Supplied entries
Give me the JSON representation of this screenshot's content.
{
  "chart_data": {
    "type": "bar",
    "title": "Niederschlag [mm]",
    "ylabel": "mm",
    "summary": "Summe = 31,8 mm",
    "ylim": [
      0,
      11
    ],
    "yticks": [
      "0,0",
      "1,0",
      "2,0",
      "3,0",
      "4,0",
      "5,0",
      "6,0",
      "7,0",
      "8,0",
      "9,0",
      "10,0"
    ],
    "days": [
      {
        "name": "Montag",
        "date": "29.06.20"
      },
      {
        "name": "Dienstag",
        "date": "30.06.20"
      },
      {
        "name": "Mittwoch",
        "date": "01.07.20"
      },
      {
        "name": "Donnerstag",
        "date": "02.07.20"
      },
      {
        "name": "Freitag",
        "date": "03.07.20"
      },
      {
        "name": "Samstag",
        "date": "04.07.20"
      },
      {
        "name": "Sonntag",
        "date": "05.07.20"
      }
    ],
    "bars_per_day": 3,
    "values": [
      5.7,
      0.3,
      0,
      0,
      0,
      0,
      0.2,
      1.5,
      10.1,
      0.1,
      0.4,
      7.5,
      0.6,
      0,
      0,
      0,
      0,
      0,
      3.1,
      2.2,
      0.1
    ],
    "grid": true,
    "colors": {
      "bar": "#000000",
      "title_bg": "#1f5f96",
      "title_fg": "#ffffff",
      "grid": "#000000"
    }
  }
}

Directions
Reproduce the complete data exactly as presented above.

Full solution
Give me the JSON representation of this screenshot's content.
{
  "chart_data": {
    "type": "bar",
    "title": "Niederschlag [mm]",
    "ylabel": "mm",
    "summary": "Summe = 31,8 mm",
    "ylim": [
      0,
      11
    ],
    "yticks": [
      "0,0",
      "1,0",
      "2,0",
      "3,0",
      "4,0",
      "5,0",
      "6,0",
      "7,0",
      "8,0",
      "9,0",
      "10,0"
    ],
    "days": [
      {
        "name": "Montag",
        "date": "29.06.20"
      },
      {
        "name": "Dienstag",
        "date": "30.06.20"
      },
      {
        "name": "Mittwoch",
        "date": "01.07.20"
      },
      {
        "name": "Donnerstag",
        "date": "02.07.20"
      },
      {
        "name": "Freitag",
        "date": "03.07.20"
      },
      {
        "name": "Samstag",
        "date": "04.07.20"
      },
      {
        "name": "Sonntag",
        "date": "05.07.20"
      }
    ],
    "bars_per_day": 3,
    "values": [
      5.7,
      0.3,
      0,
      0,
      0,
      0,
      0.2,
      1.5,
      10.1,
      0.1,
      0.4,
      7.5,
      0.6,
      0,
      0,
      0,
      0,
      0,
      3.1,
      2.2,
      0.1
    ],
    "grid": true,
    "colors": {
      "bar": "#000000",
      "title_bg": "#1f5f96",
      "title_fg": "#ffffff",
      "grid": "#000000"
    }
  }
}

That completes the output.